Dataset entries:
-- Start --

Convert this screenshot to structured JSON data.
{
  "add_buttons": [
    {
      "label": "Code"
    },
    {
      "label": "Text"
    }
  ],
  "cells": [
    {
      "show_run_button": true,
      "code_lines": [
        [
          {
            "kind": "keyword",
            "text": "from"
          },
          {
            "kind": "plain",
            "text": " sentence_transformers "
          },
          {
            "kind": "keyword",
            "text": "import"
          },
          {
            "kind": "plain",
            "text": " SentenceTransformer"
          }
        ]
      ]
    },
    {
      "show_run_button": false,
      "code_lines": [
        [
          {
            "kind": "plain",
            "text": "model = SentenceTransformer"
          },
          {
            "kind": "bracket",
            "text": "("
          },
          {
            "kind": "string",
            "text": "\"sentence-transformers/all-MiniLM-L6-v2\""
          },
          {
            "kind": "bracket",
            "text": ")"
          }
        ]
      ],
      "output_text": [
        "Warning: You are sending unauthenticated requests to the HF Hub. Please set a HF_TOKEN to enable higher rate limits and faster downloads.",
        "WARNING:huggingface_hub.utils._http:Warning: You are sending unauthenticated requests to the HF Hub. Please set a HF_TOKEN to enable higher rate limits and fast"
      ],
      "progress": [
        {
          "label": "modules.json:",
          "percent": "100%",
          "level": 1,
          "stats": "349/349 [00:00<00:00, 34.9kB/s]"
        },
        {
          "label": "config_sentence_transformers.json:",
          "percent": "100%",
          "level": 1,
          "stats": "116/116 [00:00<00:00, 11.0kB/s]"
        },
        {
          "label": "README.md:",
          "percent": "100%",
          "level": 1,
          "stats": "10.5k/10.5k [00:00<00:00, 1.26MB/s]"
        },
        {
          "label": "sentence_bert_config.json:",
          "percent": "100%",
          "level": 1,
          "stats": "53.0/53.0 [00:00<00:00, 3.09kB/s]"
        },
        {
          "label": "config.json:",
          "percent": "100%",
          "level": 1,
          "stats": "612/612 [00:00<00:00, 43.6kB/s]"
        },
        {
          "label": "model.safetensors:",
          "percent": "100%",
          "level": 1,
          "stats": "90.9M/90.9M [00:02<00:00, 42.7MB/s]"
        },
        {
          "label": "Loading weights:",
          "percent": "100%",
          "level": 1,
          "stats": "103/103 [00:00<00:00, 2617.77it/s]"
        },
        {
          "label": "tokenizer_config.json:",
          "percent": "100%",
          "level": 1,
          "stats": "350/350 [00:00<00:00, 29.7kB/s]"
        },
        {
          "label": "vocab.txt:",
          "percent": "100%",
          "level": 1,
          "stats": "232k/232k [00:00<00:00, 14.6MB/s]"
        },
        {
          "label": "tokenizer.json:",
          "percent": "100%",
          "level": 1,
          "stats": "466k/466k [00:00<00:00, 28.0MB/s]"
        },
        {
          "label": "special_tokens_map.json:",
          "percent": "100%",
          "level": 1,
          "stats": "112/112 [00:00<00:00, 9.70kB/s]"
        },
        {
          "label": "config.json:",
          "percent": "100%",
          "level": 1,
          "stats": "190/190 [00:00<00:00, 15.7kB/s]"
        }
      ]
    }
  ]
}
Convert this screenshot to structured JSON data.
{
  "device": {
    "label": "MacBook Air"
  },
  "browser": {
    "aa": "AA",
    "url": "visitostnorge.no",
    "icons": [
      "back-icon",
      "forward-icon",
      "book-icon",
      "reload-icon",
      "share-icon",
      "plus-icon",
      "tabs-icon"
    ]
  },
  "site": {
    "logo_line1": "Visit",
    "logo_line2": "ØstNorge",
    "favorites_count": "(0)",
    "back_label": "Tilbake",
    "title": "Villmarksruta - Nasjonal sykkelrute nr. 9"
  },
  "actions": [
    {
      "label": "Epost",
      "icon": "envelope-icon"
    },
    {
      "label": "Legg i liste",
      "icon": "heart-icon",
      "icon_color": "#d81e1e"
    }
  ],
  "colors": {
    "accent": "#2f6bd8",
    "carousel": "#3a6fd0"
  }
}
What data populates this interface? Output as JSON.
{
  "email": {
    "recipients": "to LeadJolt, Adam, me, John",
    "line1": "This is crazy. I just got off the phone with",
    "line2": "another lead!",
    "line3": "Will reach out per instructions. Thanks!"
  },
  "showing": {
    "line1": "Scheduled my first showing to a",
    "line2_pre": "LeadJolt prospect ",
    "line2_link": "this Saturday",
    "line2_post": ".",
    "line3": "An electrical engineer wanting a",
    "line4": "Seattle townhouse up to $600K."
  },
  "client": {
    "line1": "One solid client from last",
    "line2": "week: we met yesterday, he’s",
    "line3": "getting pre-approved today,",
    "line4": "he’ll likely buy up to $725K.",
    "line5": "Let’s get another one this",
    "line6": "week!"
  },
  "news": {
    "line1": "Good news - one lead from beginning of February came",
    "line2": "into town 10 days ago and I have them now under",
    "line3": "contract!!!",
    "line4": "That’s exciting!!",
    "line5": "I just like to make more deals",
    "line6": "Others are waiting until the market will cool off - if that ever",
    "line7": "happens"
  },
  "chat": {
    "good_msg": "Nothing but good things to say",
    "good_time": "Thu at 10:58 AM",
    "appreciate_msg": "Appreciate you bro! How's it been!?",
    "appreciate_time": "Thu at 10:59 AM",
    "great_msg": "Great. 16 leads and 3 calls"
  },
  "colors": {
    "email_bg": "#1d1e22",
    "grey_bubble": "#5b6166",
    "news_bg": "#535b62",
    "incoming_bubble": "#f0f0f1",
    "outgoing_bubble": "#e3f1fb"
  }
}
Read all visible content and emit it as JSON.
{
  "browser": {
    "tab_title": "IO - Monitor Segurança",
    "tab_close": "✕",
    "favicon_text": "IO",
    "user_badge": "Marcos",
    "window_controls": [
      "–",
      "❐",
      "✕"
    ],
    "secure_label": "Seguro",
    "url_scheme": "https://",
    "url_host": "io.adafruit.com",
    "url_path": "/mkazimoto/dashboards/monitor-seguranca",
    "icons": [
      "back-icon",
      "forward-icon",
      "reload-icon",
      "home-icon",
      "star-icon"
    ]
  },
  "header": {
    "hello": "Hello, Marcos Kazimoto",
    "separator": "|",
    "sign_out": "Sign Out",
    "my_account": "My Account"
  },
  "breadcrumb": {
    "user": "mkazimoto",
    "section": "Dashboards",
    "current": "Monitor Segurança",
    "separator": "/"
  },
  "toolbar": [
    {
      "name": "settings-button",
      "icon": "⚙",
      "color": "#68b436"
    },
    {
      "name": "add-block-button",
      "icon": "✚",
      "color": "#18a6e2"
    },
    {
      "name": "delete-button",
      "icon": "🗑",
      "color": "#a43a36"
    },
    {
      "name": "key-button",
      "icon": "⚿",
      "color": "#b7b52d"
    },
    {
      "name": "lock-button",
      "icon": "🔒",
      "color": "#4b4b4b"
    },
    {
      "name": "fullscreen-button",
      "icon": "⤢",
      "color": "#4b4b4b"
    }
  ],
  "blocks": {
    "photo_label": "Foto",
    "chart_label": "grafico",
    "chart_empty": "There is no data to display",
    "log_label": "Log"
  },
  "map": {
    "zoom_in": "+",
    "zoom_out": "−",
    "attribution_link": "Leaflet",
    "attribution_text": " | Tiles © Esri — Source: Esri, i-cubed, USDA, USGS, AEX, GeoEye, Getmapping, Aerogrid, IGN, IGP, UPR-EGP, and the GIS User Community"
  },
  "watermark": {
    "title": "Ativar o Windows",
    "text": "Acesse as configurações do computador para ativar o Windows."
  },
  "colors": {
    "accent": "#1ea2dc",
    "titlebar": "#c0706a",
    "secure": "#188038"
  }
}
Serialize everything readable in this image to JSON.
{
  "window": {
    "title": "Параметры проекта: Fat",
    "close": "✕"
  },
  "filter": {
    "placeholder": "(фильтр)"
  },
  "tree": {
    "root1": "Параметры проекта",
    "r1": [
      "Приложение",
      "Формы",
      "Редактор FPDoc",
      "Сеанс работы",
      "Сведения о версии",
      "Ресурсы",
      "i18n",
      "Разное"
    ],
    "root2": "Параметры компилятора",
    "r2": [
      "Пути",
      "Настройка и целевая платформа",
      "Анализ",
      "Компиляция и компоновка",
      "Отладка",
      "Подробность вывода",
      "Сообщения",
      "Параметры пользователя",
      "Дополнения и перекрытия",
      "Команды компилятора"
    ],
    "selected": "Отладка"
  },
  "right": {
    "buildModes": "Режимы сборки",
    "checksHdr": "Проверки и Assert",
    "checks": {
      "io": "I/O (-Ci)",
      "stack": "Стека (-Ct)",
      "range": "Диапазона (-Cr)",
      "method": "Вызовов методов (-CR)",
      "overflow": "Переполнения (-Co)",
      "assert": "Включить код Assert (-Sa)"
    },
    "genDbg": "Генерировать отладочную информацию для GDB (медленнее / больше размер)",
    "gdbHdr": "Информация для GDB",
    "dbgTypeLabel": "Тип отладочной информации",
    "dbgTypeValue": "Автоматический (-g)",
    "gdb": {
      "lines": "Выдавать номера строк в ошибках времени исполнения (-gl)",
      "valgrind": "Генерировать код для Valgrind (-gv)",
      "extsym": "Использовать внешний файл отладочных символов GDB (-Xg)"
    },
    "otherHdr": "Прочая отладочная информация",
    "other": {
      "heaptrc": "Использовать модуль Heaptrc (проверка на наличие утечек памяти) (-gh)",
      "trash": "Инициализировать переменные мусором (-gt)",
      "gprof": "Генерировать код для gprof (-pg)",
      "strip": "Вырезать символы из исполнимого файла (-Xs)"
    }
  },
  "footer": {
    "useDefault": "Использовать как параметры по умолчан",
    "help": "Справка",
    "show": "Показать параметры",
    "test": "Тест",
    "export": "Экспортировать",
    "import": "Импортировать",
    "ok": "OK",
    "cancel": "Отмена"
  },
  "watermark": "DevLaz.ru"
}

-- End --

Your instructions: Keep only the lines that hold the string "SentenceTransformer", and copy them out.

Final result:
            "text": " SentenceTransformer"
            "text": "model = SentenceTransformer"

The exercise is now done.